WHAT YOU NEED TO DO
Each entry has to be copied exactly, with nothing missed.

RECORDS TO USE

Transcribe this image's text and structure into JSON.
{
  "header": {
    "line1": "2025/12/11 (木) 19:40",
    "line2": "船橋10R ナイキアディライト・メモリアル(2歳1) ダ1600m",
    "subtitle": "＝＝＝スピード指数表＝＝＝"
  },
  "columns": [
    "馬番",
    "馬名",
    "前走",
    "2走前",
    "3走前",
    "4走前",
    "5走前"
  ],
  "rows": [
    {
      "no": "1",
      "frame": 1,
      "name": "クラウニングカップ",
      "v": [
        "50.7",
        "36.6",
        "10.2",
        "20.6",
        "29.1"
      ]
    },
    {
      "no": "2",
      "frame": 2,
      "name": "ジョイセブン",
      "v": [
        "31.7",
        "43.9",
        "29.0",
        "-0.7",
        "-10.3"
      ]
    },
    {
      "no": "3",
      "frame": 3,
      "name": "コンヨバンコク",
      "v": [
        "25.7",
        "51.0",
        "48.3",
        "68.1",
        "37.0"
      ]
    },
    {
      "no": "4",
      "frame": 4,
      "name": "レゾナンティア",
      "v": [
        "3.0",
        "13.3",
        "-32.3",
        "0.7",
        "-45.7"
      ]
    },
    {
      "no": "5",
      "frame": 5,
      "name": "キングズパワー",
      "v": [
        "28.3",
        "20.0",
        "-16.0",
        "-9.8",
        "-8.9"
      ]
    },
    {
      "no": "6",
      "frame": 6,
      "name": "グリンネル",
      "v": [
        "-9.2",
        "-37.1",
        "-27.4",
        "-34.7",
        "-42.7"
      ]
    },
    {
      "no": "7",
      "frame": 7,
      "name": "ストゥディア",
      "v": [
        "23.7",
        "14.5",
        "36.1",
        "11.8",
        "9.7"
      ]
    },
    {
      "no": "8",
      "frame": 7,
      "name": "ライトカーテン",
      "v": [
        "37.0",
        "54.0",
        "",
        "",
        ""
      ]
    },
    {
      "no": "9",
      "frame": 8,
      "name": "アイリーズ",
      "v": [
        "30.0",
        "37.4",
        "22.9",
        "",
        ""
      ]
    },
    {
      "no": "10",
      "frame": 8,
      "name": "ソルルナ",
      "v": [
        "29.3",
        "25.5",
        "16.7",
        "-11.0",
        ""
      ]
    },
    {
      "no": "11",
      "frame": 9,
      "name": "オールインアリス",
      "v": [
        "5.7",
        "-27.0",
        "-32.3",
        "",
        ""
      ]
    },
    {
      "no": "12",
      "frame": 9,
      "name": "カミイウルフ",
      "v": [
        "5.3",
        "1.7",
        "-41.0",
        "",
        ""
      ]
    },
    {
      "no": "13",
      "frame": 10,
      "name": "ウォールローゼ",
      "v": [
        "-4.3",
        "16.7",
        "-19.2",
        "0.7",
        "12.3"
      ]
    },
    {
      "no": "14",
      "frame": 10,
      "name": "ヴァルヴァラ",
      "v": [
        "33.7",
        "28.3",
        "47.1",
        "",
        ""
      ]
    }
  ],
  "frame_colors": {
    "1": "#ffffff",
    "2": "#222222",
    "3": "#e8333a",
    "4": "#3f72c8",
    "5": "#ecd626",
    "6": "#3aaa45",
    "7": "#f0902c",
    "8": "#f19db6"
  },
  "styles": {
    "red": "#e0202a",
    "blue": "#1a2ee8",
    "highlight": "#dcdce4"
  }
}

COMPLETE ANSWER
Transcribe this image's text and structure into JSON.
{
  "header": {
    "line1": "2025/12/11 (木) 19:40",
    "line2": "船橋10R ナイキアディライト・メモリアル(2歳1) ダ1600m",
    "subtitle": "＝＝＝スピード指数表＝＝＝"
  },
  "columns": [
    "馬番",
    "馬名",
    "前走",
    "2走前",
    "3走前",
    "4走前",
    "5走前"
  ],
  "rows": [
    {
      "no": "1",
      "frame": 1,
      "name": "クラウニングカップ",
      "v": [
        "50.7",
        "36.6",
        "10.2",
        "20.6",
        "29.1"
      ]
    },
    {
      "no": "2",
      "frame": 2,
      "name": "ジョイセブン",
      "v": [
        "31.7",
        "43.9",
        "29.0",
        "-0.7",
        "-10.3"
      ]
    },
    {
      "no": "3",
      "frame": 3,
      "name": "コンヨバンコク",
      "v": [
        "25.7",
        "51.0",
        "48.3",
        "68.1",
        "37.0"
      ]
    },
    {
      "no": "4",
      "frame": 4,
      "name": "レゾナンティア",
      "v": [
        "3.0",
        "13.3",
        "-32.3",
        "0.7",
        "-45.7"
      ]
    },
    {
      "no": "5",
      "frame": 5,
      "name": "キングズパワー",
      "v": [
        "28.3",
        "20.0",
        "-16.0",
        "-9.8",
        "-8.9"
      ]
    },
    {
      "no": "6",
      "frame": 6,
      "name": "グリンネル",
      "v": [
        "-9.2",
        "-37.1",
        "-27.4",
        "-34.7",
        "-42.7"
      ]
    },
    {
      "no": "7",
      "frame": 7,
      "name": "ストゥディア",
      "v": [
        "23.7",
        "14.5",
        "36.1",
        "11.8",
        "9.7"
      ]
    },
    {
      "no": "8",
      "frame": 7,
      "name": "ライトカーテン",
      "v": [
        "37.0",
        "54.0",
        "",
        "",
        ""
      ]
    },
    {
      "no": "9",
      "frame": 8,
      "name": "アイリーズ",
      "v": [
        "30.0",
        "37.4",
        "22.9",
        "",
        ""
      ]
    },
    {
      "no": "10",
      "frame": 8,
      "name": "ソルルナ",
      "v": [
        "29.3",
        "25.5",
        "16.7",
        "-11.0",
        ""
      ]
    },
    {
      "no": "11",
      "frame": 9,
      "name": "オールインアリス",
      "v": [
        "5.7",
        "-27.0",
        "-32.3",
        "",
        ""
      ]
    },
    {
      "no": "12",
      "frame": 9,
      "name": "カミイウルフ",
      "v": [
        "5.3",
        "1.7",
        "-41.0",
        "",
        ""
      ]
    },
    {
      "no": "13",
      "frame": 10,
      "name": "ウォールローゼ",
      "v": [
        "-4.3",
        "16.7",
        "-19.2",
        "0.7",
        "12.3"
      ]
    },
    {
      "no": "14",
      "frame": 10,
      "name": "ヴァルヴァラ",
      "v": [
        "33.7",
        "28.3",
        "47.1",
        "",
        ""
      ]
    }
  ],
  "frame_colors": {
    "1": "#ffffff",
    "2": "#222222",
    "3": "#e8333a",
    "4": "#3f72c8",
    "5": "#ecd626",
    "6": "#3aaa45",
    "7": "#f0902c",
    "8": "#f19db6"
  },
  "styles": {
    "red": "#e0202a",
    "blue": "#1a2ee8",
    "highlight": "#dcdce4"
  }
}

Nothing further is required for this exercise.